Stated goal: Extract each line from the entries below that has the string "maximize" in it.

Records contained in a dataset
* * * * * * * * *

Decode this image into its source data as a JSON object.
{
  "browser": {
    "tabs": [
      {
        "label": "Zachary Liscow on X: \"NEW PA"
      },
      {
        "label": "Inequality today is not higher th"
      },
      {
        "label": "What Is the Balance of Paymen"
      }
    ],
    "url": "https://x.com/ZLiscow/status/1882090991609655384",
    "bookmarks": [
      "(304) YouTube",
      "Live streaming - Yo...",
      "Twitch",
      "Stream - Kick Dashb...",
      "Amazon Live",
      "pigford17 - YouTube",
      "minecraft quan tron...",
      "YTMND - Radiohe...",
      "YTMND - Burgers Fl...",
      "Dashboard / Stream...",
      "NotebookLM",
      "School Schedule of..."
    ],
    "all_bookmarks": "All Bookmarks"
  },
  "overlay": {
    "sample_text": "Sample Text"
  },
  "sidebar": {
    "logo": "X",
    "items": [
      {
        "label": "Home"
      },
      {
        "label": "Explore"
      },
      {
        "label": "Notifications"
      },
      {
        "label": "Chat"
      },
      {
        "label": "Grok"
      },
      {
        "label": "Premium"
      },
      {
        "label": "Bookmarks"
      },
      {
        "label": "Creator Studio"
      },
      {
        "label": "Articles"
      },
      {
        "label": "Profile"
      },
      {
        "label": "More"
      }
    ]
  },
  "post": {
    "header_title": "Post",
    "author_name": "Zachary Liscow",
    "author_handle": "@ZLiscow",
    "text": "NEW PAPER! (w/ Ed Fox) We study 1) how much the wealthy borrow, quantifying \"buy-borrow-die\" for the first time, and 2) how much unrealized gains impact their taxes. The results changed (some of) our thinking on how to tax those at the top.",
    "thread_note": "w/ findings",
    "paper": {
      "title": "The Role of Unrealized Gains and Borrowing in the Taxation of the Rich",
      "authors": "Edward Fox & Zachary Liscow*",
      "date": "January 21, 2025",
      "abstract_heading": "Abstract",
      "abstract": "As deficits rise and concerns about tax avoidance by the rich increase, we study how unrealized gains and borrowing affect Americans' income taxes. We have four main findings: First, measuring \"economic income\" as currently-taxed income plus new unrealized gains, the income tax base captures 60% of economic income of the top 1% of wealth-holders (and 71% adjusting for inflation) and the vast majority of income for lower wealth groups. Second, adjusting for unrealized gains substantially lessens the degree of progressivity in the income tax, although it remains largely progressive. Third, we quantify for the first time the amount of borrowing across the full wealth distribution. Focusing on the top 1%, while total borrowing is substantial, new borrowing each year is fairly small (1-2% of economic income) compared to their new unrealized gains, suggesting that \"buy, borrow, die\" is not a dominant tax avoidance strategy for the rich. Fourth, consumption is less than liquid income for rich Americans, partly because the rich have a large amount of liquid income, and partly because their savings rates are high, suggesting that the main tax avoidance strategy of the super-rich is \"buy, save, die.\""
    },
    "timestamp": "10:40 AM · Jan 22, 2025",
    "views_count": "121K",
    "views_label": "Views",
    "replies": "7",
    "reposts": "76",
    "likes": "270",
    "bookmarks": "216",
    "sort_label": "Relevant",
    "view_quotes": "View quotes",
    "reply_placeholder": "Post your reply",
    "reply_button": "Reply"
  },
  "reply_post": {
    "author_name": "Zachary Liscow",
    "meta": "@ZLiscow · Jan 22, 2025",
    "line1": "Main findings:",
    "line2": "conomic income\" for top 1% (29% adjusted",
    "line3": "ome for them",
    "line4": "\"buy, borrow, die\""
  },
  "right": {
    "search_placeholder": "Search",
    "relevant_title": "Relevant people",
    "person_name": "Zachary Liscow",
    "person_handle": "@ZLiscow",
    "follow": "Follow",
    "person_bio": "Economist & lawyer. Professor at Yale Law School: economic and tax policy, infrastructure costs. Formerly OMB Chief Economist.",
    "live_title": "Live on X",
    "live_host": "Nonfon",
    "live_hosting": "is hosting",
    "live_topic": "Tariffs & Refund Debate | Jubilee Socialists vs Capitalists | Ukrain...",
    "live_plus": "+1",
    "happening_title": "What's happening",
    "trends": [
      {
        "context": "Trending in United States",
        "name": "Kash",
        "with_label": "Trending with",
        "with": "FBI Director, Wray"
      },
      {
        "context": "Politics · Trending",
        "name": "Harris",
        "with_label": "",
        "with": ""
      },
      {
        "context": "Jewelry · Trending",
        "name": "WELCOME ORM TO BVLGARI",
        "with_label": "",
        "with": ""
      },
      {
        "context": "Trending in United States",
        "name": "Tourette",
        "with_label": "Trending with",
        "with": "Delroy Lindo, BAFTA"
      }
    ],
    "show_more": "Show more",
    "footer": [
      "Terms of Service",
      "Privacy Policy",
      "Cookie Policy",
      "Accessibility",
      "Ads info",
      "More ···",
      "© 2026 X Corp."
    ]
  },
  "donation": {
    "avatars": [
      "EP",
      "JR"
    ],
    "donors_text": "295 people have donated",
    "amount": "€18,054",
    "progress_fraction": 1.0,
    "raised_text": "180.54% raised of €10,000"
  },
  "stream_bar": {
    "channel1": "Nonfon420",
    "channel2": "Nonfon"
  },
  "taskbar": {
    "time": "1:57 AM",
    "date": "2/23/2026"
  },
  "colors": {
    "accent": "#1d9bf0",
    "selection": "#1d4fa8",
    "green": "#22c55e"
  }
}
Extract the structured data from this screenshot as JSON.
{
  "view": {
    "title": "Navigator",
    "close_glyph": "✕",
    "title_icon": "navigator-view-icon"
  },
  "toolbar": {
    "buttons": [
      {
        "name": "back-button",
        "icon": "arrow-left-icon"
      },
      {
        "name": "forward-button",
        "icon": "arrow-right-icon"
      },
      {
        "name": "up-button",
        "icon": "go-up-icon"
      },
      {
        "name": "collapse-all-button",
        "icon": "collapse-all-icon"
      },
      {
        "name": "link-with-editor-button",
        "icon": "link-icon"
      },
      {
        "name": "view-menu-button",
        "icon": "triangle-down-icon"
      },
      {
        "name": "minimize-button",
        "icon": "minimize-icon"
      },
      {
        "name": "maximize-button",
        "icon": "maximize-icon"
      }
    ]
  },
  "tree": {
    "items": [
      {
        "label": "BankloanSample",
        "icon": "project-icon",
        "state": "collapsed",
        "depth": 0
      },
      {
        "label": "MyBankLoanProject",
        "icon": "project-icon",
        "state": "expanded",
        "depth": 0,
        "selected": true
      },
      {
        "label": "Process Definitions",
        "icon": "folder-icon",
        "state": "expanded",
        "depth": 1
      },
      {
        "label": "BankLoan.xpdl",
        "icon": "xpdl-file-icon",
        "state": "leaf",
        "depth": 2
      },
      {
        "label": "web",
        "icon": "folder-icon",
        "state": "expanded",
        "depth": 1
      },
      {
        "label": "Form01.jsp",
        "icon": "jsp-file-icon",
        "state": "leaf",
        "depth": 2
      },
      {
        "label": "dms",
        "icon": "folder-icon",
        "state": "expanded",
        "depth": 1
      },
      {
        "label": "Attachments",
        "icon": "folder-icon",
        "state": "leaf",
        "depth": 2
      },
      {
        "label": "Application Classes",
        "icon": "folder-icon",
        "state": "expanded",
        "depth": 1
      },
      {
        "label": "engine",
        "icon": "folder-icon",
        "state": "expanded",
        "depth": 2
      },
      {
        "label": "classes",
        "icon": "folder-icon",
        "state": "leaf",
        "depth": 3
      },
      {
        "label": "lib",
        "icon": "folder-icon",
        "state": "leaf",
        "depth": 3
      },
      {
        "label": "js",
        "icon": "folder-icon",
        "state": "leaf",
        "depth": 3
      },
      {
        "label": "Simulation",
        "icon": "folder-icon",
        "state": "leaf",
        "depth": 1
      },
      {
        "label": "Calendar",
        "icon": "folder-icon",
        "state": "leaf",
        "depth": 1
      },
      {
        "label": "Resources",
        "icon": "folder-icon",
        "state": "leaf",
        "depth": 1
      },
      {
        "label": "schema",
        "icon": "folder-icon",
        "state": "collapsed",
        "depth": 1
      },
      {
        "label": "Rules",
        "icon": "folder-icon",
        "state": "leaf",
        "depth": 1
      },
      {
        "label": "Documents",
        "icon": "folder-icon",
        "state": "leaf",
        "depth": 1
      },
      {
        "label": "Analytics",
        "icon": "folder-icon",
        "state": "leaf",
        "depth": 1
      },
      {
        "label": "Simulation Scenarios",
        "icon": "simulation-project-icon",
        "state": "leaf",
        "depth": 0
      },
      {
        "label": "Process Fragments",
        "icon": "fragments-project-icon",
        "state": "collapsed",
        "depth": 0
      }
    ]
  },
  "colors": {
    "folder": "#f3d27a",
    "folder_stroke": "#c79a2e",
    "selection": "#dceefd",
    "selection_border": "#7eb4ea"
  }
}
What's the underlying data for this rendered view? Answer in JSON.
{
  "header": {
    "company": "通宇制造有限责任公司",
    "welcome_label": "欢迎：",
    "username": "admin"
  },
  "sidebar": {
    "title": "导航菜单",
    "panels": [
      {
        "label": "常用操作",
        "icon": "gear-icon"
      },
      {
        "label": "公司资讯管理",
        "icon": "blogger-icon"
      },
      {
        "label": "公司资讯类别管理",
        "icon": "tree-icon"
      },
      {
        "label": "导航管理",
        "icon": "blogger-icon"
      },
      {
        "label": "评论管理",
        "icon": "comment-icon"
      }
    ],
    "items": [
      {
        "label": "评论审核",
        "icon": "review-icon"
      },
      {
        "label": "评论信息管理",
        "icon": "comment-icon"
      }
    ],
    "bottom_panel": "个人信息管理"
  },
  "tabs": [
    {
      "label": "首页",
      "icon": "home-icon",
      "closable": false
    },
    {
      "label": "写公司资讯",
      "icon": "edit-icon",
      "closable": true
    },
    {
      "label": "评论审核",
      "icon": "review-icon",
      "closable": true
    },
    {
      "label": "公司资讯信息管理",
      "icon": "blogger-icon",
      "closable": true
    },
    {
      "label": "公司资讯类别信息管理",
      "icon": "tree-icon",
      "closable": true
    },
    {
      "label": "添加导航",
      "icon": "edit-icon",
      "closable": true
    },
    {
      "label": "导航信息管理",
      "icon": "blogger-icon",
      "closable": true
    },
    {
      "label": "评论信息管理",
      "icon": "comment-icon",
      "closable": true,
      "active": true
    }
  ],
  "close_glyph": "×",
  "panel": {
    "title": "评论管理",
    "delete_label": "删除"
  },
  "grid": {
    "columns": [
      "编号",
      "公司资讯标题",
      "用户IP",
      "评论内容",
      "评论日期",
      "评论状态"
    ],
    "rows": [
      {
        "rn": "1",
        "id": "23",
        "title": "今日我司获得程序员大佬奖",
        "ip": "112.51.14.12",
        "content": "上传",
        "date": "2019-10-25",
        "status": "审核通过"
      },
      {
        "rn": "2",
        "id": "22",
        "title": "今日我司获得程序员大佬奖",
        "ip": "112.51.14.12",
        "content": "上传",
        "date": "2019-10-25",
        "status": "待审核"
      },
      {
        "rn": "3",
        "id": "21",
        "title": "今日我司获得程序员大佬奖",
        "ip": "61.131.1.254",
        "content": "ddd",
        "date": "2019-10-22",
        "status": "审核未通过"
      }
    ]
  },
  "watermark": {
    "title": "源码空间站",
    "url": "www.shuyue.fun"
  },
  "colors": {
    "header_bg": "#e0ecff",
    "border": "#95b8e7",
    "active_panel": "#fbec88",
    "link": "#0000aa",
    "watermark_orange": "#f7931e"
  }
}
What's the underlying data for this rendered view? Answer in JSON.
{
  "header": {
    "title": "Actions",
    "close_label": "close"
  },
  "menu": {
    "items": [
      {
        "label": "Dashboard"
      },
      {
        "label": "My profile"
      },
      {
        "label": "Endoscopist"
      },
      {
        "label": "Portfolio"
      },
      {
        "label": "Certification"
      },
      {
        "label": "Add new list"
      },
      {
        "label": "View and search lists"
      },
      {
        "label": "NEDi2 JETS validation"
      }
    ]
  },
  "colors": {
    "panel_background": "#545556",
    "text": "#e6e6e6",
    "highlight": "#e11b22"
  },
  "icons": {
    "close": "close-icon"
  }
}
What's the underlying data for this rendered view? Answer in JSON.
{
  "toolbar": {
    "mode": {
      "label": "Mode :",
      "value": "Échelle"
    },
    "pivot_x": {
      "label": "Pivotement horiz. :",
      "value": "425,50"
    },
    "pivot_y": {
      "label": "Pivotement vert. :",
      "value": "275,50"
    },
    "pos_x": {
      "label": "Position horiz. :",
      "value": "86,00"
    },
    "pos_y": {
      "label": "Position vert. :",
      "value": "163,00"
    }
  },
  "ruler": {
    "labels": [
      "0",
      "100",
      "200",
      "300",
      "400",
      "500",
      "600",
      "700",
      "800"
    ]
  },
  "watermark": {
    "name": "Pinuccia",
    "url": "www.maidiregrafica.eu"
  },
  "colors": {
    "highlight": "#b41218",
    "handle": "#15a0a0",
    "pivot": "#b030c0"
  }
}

* * * * * * * * *

Answer:
        "name": "maximize-button",
        "icon": "maximize-icon"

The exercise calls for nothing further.